**Set exercise**
Count how many lines contain "SGTI" and reply with that number only.

****

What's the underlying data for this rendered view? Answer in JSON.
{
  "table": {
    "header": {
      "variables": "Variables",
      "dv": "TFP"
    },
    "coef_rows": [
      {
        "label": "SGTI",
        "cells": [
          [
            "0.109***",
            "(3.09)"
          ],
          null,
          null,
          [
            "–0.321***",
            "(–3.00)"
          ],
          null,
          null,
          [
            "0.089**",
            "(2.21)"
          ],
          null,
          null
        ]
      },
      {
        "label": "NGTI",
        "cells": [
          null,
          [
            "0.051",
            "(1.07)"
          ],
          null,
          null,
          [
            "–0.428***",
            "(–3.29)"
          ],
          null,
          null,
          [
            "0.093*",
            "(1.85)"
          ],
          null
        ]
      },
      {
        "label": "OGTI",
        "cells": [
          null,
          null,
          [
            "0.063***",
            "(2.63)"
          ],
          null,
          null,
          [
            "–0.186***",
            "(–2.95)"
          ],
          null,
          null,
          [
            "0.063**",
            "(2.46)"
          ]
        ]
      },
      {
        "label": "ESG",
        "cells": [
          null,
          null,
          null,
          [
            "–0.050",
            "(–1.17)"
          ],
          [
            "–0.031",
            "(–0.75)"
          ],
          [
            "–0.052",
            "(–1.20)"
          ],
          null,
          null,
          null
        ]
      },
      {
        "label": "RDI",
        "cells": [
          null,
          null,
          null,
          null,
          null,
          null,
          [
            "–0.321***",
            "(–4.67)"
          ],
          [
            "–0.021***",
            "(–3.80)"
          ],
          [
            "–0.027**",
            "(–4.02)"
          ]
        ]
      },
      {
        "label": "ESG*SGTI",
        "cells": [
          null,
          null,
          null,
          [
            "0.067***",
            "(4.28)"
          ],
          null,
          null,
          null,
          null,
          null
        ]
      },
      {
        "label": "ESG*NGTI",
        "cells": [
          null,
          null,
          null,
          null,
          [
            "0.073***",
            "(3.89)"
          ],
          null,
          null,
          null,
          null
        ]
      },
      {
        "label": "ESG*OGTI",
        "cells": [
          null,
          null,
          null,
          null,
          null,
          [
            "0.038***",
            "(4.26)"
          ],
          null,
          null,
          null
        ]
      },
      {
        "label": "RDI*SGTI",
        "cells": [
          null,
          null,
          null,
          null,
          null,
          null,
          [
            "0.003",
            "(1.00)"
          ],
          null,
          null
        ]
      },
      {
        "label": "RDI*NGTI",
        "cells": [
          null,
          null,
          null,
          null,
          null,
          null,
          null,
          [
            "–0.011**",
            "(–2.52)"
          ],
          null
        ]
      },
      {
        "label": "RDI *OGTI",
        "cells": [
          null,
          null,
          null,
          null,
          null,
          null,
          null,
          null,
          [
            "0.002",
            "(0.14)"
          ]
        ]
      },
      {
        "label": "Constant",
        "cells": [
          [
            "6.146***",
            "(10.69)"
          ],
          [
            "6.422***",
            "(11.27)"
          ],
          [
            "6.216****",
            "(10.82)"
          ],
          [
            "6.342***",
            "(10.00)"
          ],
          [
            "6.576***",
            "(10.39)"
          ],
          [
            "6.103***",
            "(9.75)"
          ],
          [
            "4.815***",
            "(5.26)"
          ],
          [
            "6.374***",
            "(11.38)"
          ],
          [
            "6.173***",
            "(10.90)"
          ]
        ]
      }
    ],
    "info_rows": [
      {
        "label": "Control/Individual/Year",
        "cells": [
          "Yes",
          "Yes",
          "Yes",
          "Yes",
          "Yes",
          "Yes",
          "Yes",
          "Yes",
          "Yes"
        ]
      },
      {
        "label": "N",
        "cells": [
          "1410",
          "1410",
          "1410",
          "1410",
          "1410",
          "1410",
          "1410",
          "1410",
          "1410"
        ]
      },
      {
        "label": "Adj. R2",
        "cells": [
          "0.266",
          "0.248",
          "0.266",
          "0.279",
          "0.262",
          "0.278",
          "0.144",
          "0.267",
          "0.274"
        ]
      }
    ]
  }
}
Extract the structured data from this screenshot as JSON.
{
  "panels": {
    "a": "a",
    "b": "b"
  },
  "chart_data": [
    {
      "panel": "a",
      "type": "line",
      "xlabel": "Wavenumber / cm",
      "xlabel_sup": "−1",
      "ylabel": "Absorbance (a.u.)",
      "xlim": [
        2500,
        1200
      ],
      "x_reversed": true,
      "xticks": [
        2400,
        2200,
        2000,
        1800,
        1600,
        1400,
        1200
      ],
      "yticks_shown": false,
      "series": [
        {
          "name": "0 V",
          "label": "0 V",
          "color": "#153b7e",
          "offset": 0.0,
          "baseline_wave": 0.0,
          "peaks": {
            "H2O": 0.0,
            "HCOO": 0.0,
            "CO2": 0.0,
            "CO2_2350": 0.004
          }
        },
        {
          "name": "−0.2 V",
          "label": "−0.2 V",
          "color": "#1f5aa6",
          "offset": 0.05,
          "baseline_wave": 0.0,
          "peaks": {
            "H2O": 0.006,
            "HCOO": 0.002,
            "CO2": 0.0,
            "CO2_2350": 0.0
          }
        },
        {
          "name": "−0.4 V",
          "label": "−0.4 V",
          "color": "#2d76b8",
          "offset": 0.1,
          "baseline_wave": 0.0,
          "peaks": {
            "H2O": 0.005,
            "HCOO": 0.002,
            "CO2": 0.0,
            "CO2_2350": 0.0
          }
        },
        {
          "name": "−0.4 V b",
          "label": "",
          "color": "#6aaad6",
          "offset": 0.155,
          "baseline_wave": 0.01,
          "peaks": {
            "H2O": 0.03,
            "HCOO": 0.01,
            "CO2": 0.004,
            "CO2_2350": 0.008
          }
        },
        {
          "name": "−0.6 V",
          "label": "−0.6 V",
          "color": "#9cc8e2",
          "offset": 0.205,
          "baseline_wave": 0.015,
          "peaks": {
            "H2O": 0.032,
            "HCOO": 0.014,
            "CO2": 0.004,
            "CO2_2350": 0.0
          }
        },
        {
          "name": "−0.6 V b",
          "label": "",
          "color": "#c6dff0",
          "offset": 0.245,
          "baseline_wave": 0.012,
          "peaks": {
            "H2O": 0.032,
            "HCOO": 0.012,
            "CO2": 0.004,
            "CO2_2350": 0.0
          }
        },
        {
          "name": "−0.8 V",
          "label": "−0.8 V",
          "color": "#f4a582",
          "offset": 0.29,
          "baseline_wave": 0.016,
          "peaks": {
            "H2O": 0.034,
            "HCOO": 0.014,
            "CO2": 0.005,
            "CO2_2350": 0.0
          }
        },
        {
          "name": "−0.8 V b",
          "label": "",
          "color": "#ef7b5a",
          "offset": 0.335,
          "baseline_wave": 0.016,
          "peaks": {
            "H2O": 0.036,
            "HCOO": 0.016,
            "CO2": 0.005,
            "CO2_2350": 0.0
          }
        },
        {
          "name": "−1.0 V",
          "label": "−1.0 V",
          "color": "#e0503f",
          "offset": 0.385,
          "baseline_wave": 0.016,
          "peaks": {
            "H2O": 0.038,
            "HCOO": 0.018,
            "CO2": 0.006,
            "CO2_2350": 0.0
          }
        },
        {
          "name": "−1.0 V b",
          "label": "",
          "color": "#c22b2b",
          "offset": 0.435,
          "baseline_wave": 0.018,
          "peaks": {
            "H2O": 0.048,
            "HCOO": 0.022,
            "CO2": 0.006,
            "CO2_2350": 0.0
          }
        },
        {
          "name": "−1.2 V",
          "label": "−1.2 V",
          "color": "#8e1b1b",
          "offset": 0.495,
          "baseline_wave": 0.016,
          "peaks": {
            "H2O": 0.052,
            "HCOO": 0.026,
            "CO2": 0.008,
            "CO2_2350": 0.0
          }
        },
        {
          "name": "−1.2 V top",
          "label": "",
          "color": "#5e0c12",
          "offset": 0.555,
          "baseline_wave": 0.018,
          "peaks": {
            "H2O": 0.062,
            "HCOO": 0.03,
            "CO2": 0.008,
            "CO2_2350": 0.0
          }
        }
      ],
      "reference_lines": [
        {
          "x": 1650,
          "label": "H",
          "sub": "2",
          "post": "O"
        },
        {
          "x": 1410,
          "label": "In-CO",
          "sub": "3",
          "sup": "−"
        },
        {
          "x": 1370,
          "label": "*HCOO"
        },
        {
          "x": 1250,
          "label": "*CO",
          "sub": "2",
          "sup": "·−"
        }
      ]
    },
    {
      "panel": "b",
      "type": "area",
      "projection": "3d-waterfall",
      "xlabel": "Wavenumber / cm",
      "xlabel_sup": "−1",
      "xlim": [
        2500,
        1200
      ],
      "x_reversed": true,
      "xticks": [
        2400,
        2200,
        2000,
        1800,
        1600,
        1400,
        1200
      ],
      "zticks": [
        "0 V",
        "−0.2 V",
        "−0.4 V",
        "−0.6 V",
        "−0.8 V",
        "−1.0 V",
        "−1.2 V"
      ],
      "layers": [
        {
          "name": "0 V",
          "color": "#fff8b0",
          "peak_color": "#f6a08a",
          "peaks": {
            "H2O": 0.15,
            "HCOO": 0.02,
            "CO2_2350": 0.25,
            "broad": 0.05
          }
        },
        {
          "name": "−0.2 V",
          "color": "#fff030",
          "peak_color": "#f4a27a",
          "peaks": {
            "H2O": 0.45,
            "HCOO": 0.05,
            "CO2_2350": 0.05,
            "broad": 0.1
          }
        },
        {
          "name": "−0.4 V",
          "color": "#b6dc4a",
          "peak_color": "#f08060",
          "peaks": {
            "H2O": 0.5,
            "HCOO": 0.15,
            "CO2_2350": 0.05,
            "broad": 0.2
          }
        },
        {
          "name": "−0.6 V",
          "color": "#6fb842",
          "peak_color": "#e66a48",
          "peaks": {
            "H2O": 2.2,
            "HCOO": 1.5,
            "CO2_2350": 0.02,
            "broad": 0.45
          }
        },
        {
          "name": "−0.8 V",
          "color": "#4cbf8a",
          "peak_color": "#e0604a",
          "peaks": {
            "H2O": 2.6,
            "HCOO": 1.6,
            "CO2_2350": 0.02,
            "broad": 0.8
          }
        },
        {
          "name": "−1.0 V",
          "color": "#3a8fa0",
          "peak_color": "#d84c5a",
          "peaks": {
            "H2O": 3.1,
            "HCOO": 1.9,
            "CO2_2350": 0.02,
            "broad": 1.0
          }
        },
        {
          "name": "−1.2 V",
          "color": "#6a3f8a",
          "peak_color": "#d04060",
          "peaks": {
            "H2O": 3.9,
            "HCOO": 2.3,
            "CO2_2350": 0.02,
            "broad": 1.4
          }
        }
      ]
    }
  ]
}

****

**Expected output**
3